The request: Copy out each line featuring the string "Brightness" from the entries beneath.

[Lines of data]
══════════════════════════════

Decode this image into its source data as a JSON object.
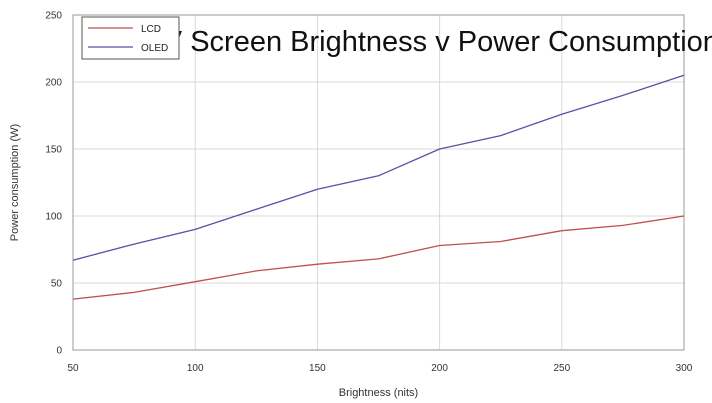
{
  "chart_data": {
    "type": "line",
    "title": "TV Screen Brightness v Power Consumption",
    "xlabel": "Brightness (nits)",
    "ylabel": "Power consumption (W)",
    "xlim": [
      50,
      300
    ],
    "ylim": [
      0,
      250
    ],
    "x_ticks": [
      50,
      100,
      150,
      200,
      250,
      300
    ],
    "y_ticks": [
      0,
      50,
      100,
      150,
      200,
      250
    ],
    "grid": true,
    "legend_position": "top-left",
    "x": [
      50,
      75,
      100,
      125,
      150,
      175,
      200,
      225,
      250,
      275,
      300
    ],
    "series": [
      {
        "name": "LCD",
        "color": "#c0504d",
        "values": [
          38,
          43,
          51,
          59,
          64,
          68,
          78,
          81,
          89,
          93,
          100
        ]
      },
      {
        "name": "OLED",
        "color": "#5b4fa8",
        "values": [
          67,
          79,
          90,
          105,
          120,
          130,
          150,
          160,
          176,
          190,
          205
        ]
      }
    ]
  }
}
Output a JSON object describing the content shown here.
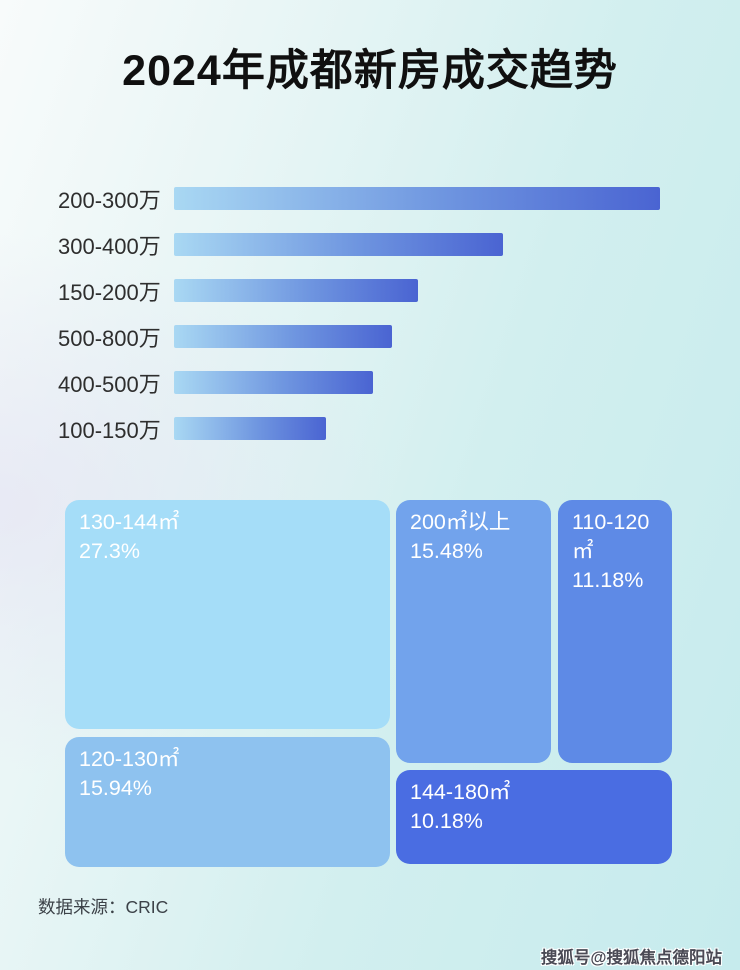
{
  "page": {
    "title": "2024年成都新房成交趋势"
  },
  "footer": {
    "source_label": "数据来源：CRIC"
  },
  "watermark": {
    "text": "搜狐号@搜狐焦点德阳站"
  },
  "colors": {
    "background_start": "#f8fbfb",
    "background_end": "#c6ebed",
    "bar_gradient_start": "#a9d8f3",
    "bar_gradient_end": "#4a64d2",
    "title_text": "#101010",
    "bar_label_text": "#2e2e2e",
    "tile_text": "#ffffff"
  },
  "bar_chart": {
    "rows": [
      {
        "label": "200-300万",
        "width_css": "99.2%"
      },
      {
        "label": "300-400万",
        "width_css": "67.1%"
      },
      {
        "label": "150-200万",
        "width_css": "49.8%"
      },
      {
        "label": "500-800万",
        "width_css": "44.5%"
      },
      {
        "label": "400-500万",
        "width_css": "40.6%"
      },
      {
        "label": "100-150万",
        "width_css": "31.0%"
      }
    ]
  },
  "treemap": {
    "tiles": [
      {
        "label": "130-144㎡",
        "value": "27.3%",
        "color": "#a5ddf8"
      },
      {
        "label": "120-130㎡",
        "value": "15.94%",
        "color": "#8ec2ef"
      },
      {
        "label": "200㎡以上",
        "value": "15.48%",
        "color": "#72a3ec"
      },
      {
        "label": "110-120㎡",
        "value": "11.18%",
        "color": "#5e8ae6"
      },
      {
        "label": "144-180㎡",
        "value": "10.18%",
        "color": "#4a6de2"
      }
    ]
  },
  "chart_data": [
    {
      "type": "bar",
      "orientation": "horizontal",
      "title": "2024年成都新房成交趋势",
      "categories": [
        "200-300万",
        "300-400万",
        "150-200万",
        "500-800万",
        "400-500万",
        "100-150万"
      ],
      "values_pct_of_longest_bar": [
        100,
        67.7,
        50.2,
        44.9,
        40.9,
        31.3
      ],
      "value_labels_shown": false,
      "axis_shown": false,
      "grid": false,
      "legend": false,
      "bar_color_gradient": [
        "#a9d8f3",
        "#4a64d2"
      ]
    },
    {
      "type": "treemap",
      "categories": [
        "130-144㎡",
        "120-130㎡",
        "200㎡以上",
        "110-120㎡",
        "144-180㎡"
      ],
      "values_pct": [
        27.3,
        15.94,
        15.48,
        11.18,
        10.18
      ],
      "colors": [
        "#a5ddf8",
        "#8ec2ef",
        "#72a3ec",
        "#5e8ae6",
        "#4a6de2"
      ],
      "legend": false
    }
  ]
}
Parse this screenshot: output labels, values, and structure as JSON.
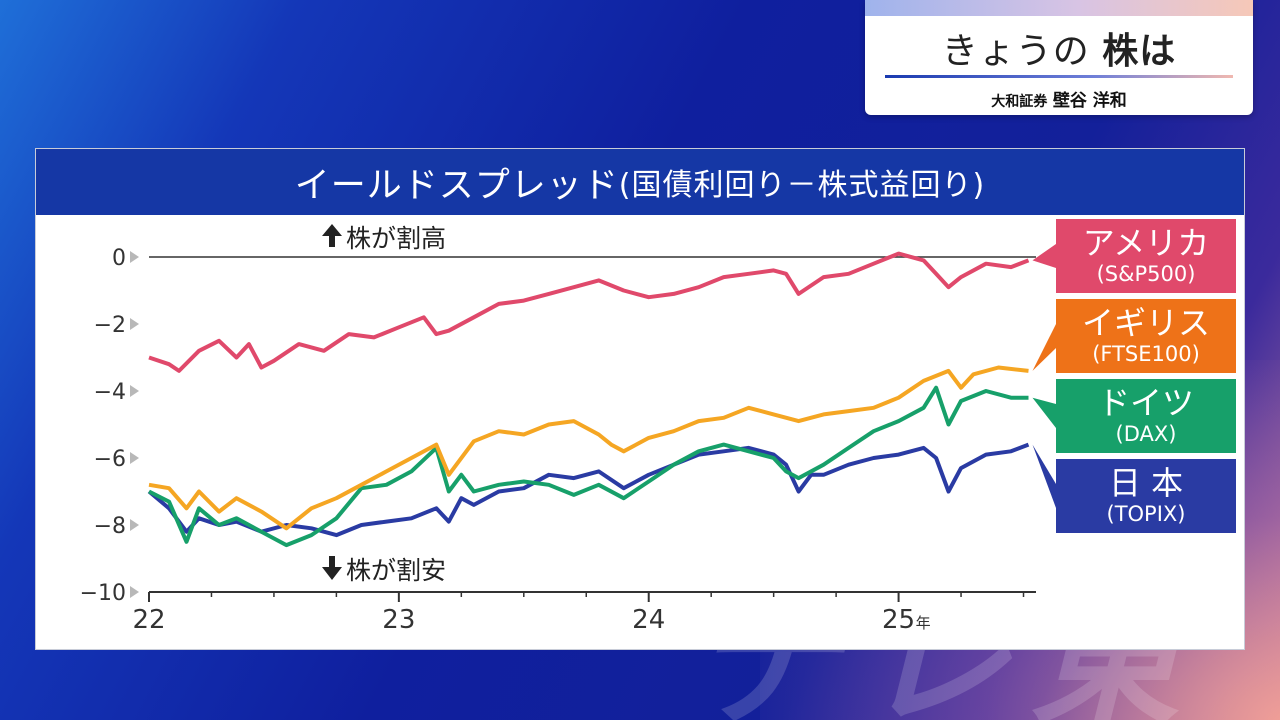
{
  "header": {
    "title_part1": "きょうの",
    "title_part2": "株は",
    "subtitle_company": "大和証券",
    "subtitle_name": "壁谷 洋和"
  },
  "panel": {
    "title": "イールドスプレッド",
    "title_paren": "(国債利回り－株式益回り)"
  },
  "watermark": "テレ東",
  "chart_data": {
    "type": "line",
    "title": "イールドスプレッド(国債利回り－株式益回り)",
    "xlabel": "年",
    "ylabel": "",
    "ylim": [
      -10,
      0
    ],
    "xlim": [
      2022.0,
      2025.55
    ],
    "yticks": [
      0,
      -2,
      -4,
      -6,
      -8,
      -10
    ],
    "ytick_labels": [
      "0",
      "−2",
      "−4",
      "−6",
      "−8",
      "−10"
    ],
    "xticks": [
      2022,
      2023,
      2024,
      2025
    ],
    "xtick_labels": [
      "22",
      "23",
      "24",
      "25"
    ],
    "xtick_unit": "年",
    "annotations": [
      {
        "text": "株が割高",
        "arrow": "up"
      },
      {
        "text": "株が割安",
        "arrow": "down"
      }
    ],
    "legend_placement": "right",
    "grid": false,
    "series": [
      {
        "name": "アメリカ",
        "sub": "(S&P500)",
        "color": "#e0496b",
        "x": [
          2022.0,
          2022.08,
          2022.12,
          2022.2,
          2022.28,
          2022.35,
          2022.4,
          2022.45,
          2022.5,
          2022.6,
          2022.7,
          2022.8,
          2022.9,
          2023.0,
          2023.1,
          2023.15,
          2023.2,
          2023.3,
          2023.4,
          2023.5,
          2023.6,
          2023.7,
          2023.8,
          2023.9,
          2024.0,
          2024.1,
          2024.2,
          2024.3,
          2024.4,
          2024.5,
          2024.55,
          2024.6,
          2024.7,
          2024.8,
          2024.9,
          2025.0,
          2025.1,
          2025.15,
          2025.2,
          2025.25,
          2025.35,
          2025.45,
          2025.52
        ],
        "y": [
          -3.0,
          -3.2,
          -3.4,
          -2.8,
          -2.5,
          -3.0,
          -2.6,
          -3.3,
          -3.1,
          -2.6,
          -2.8,
          -2.3,
          -2.4,
          -2.1,
          -1.8,
          -2.3,
          -2.2,
          -1.8,
          -1.4,
          -1.3,
          -1.1,
          -0.9,
          -0.7,
          -1.0,
          -1.2,
          -1.1,
          -0.9,
          -0.6,
          -0.5,
          -0.4,
          -0.5,
          -1.1,
          -0.6,
          -0.5,
          -0.2,
          0.1,
          -0.1,
          -0.5,
          -0.9,
          -0.6,
          -0.2,
          -0.3,
          -0.1
        ]
      },
      {
        "name": "イギリス",
        "sub": "(FTSE100)",
        "color": "#f5a623",
        "x": [
          2022.0,
          2022.08,
          2022.15,
          2022.2,
          2022.28,
          2022.35,
          2022.45,
          2022.55,
          2022.65,
          2022.75,
          2022.85,
          2022.95,
          2023.05,
          2023.15,
          2023.2,
          2023.3,
          2023.4,
          2023.5,
          2023.6,
          2023.7,
          2023.8,
          2023.85,
          2023.9,
          2024.0,
          2024.1,
          2024.2,
          2024.3,
          2024.4,
          2024.5,
          2024.6,
          2024.7,
          2024.8,
          2024.9,
          2025.0,
          2025.1,
          2025.2,
          2025.25,
          2025.3,
          2025.4,
          2025.52
        ],
        "y": [
          -6.8,
          -6.9,
          -7.5,
          -7.0,
          -7.6,
          -7.2,
          -7.6,
          -8.1,
          -7.5,
          -7.2,
          -6.8,
          -6.4,
          -6.0,
          -5.6,
          -6.5,
          -5.5,
          -5.2,
          -5.3,
          -5.0,
          -4.9,
          -5.3,
          -5.6,
          -5.8,
          -5.4,
          -5.2,
          -4.9,
          -4.8,
          -4.5,
          -4.7,
          -4.9,
          -4.7,
          -4.6,
          -4.5,
          -4.2,
          -3.7,
          -3.4,
          -3.9,
          -3.5,
          -3.3,
          -3.4
        ]
      },
      {
        "name": "ドイツ",
        "sub": "(DAX)",
        "color": "#17a06a",
        "x": [
          2022.0,
          2022.08,
          2022.15,
          2022.2,
          2022.28,
          2022.35,
          2022.45,
          2022.55,
          2022.65,
          2022.75,
          2022.85,
          2022.95,
          2023.05,
          2023.15,
          2023.2,
          2023.25,
          2023.3,
          2023.4,
          2023.5,
          2023.6,
          2023.7,
          2023.8,
          2023.9,
          2024.0,
          2024.1,
          2024.2,
          2024.3,
          2024.4,
          2024.5,
          2024.55,
          2024.6,
          2024.7,
          2024.8,
          2024.9,
          2025.0,
          2025.1,
          2025.15,
          2025.2,
          2025.25,
          2025.35,
          2025.45,
          2025.52
        ],
        "y": [
          -7.0,
          -7.3,
          -8.5,
          -7.5,
          -8.0,
          -7.8,
          -8.2,
          -8.6,
          -8.3,
          -7.8,
          -6.9,
          -6.8,
          -6.4,
          -5.7,
          -7.0,
          -6.5,
          -7.0,
          -6.8,
          -6.7,
          -6.8,
          -7.1,
          -6.8,
          -7.2,
          -6.7,
          -6.2,
          -5.8,
          -5.6,
          -5.8,
          -6.0,
          -6.4,
          -6.6,
          -6.2,
          -5.7,
          -5.2,
          -4.9,
          -4.5,
          -3.9,
          -5.0,
          -4.3,
          -4.0,
          -4.2,
          -4.2
        ]
      },
      {
        "name": "日 本",
        "sub": "(TOPIX)",
        "color": "#2a3ba3",
        "x": [
          2022.0,
          2022.08,
          2022.15,
          2022.2,
          2022.28,
          2022.35,
          2022.45,
          2022.55,
          2022.65,
          2022.75,
          2022.85,
          2022.95,
          2023.05,
          2023.15,
          2023.2,
          2023.25,
          2023.3,
          2023.4,
          2023.5,
          2023.6,
          2023.7,
          2023.8,
          2023.9,
          2024.0,
          2024.1,
          2024.2,
          2024.3,
          2024.4,
          2024.5,
          2024.55,
          2024.6,
          2024.65,
          2024.7,
          2024.8,
          2024.9,
          2025.0,
          2025.1,
          2025.15,
          2025.2,
          2025.25,
          2025.35,
          2025.45,
          2025.52
        ],
        "y": [
          -7.0,
          -7.5,
          -8.2,
          -7.8,
          -8.0,
          -7.9,
          -8.2,
          -8.0,
          -8.1,
          -8.3,
          -8.0,
          -7.9,
          -7.8,
          -7.5,
          -7.9,
          -7.2,
          -7.4,
          -7.0,
          -6.9,
          -6.5,
          -6.6,
          -6.4,
          -6.9,
          -6.5,
          -6.2,
          -5.9,
          -5.8,
          -5.7,
          -5.9,
          -6.2,
          -7.0,
          -6.5,
          -6.5,
          -6.2,
          -6.0,
          -5.9,
          -5.7,
          -6.0,
          -7.0,
          -6.3,
          -5.9,
          -5.8,
          -5.6
        ]
      }
    ]
  },
  "colors": {
    "title_bar": "#1537a5",
    "label_america": "#e0496b",
    "label_uk": "#ee7218",
    "label_germany": "#17a06a",
    "label_japan": "#2a3ba3"
  }
}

══════════════════════════════

Task solution:
    "title": "TV Screen Brightness v Power Consumption",
    "xlabel": "Brightness (nits)",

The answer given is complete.